-- start of Entries shown --
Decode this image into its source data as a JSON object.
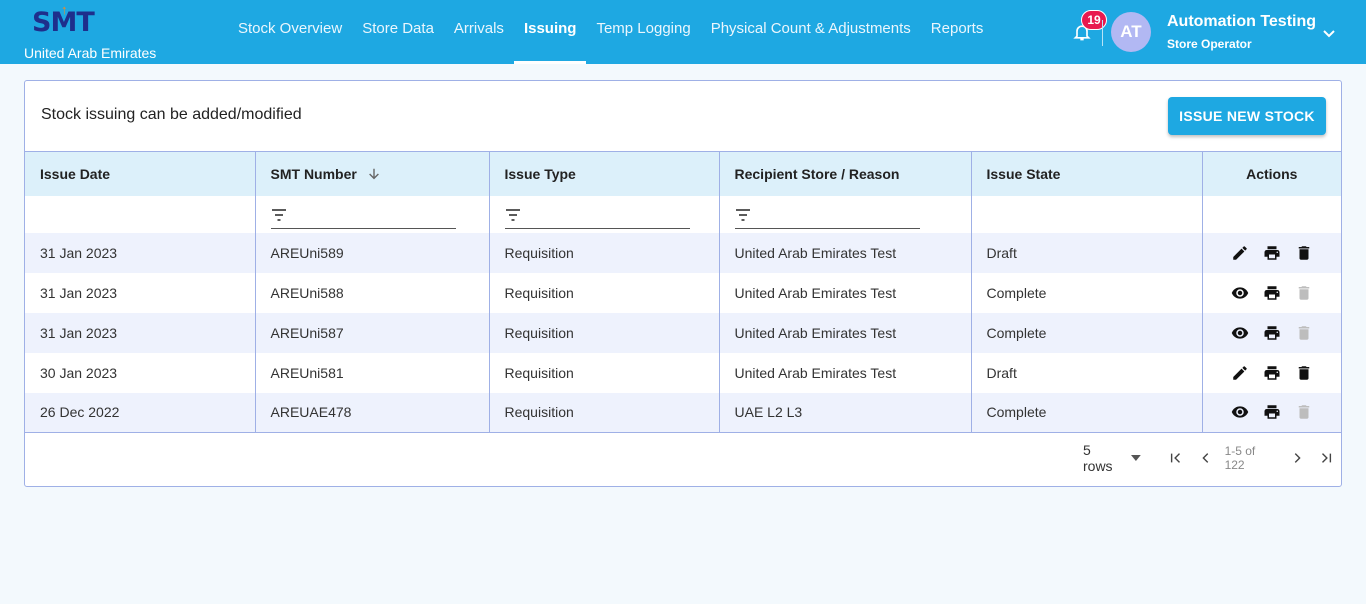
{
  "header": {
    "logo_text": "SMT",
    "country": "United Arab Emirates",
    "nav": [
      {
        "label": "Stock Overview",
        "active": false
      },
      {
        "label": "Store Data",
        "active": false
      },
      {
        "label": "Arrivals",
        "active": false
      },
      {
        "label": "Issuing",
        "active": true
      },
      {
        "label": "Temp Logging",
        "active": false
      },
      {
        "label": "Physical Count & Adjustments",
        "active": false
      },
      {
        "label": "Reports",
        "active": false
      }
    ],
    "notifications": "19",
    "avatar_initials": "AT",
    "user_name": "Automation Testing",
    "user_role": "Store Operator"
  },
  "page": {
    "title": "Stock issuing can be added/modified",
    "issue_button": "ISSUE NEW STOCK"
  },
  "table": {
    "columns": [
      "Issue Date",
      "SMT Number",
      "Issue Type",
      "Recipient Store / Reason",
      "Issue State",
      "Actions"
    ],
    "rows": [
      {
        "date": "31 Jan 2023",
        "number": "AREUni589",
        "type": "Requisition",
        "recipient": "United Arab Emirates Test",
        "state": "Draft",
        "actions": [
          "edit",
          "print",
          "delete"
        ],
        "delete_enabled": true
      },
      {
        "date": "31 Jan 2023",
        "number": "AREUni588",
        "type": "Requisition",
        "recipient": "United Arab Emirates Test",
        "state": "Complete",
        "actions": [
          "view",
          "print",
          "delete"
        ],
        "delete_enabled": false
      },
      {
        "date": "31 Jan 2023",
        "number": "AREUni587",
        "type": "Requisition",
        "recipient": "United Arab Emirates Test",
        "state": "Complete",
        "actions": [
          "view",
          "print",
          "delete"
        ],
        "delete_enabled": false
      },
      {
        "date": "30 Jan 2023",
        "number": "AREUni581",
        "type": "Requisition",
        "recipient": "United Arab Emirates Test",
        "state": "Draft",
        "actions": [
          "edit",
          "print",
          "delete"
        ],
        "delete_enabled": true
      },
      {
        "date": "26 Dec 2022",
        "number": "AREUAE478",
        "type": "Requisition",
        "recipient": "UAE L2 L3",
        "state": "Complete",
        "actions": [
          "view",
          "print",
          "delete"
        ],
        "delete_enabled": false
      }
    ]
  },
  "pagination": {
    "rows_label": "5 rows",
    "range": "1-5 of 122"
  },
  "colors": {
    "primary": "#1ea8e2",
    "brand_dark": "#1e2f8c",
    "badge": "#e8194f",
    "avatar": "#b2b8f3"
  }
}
-- end of Entries shown --
__Task to carry out__: Leave out the pictures and print each record exactly as it stands.

__Written response__:
Decode this image into its source data as a JSON object.
{
  "header": {
    "logo_text": "SMT",
    "country": "United Arab Emirates",
    "nav": [
      {
        "label": "Stock Overview",
        "active": false
      },
      {
        "label": "Store Data",
        "active": false
      },
      {
        "label": "Arrivals",
        "active": false
      },
      {
        "label": "Issuing",
        "active": true
      },
      {
        "label": "Temp Logging",
        "active": false
      },
      {
        "label": "Physical Count & Adjustments",
        "active": false
      },
      {
        "label": "Reports",
        "active": false
      }
    ],
    "notifications": "19",
    "avatar_initials": "AT",
    "user_name": "Automation Testing",
    "user_role": "Store Operator"
  },
  "page": {
    "title": "Stock issuing can be added/modified",
    "issue_button": "ISSUE NEW STOCK"
  },
  "table": {
    "columns": [
      "Issue Date",
      "SMT Number",
      "Issue Type",
      "Recipient Store / Reason",
      "Issue State",
      "Actions"
    ],
    "rows": [
      {
        "date": "31 Jan 2023",
        "number": "AREUni589",
        "type": "Requisition",
        "recipient": "United Arab Emirates Test",
        "state": "Draft",
        "actions": [
          "edit",
          "print",
          "delete"
        ],
        "delete_enabled": true
      },
      {
        "date": "31 Jan 2023",
        "number": "AREUni588",
        "type": "Requisition",
        "recipient": "United Arab Emirates Test",
        "state": "Complete",
        "actions": [
          "view",
          "print",
          "delete"
        ],
        "delete_enabled": false
      },
      {
        "date": "31 Jan 2023",
        "number": "AREUni587",
        "type": "Requisition",
        "recipient": "United Arab Emirates Test",
        "state": "Complete",
        "actions": [
          "view",
          "print",
          "delete"
        ],
        "delete_enabled": false
      },
      {
        "date": "30 Jan 2023",
        "number": "AREUni581",
        "type": "Requisition",
        "recipient": "United Arab Emirates Test",
        "state": "Draft",
        "actions": [
          "edit",
          "print",
          "delete"
        ],
        "delete_enabled": true
      },
      {
        "date": "26 Dec 2022",
        "number": "AREUAE478",
        "type": "Requisition",
        "recipient": "UAE L2 L3",
        "state": "Complete",
        "actions": [
          "view",
          "print",
          "delete"
        ],
        "delete_enabled": false
      }
    ]
  },
  "pagination": {
    "rows_label": "5 rows",
    "range": "1-5 of 122"
  },
  "colors": {
    "primary": "#1ea8e2",
    "brand_dark": "#1e2f8c",
    "badge": "#e8194f",
    "avatar": "#b2b8f3"
  }
}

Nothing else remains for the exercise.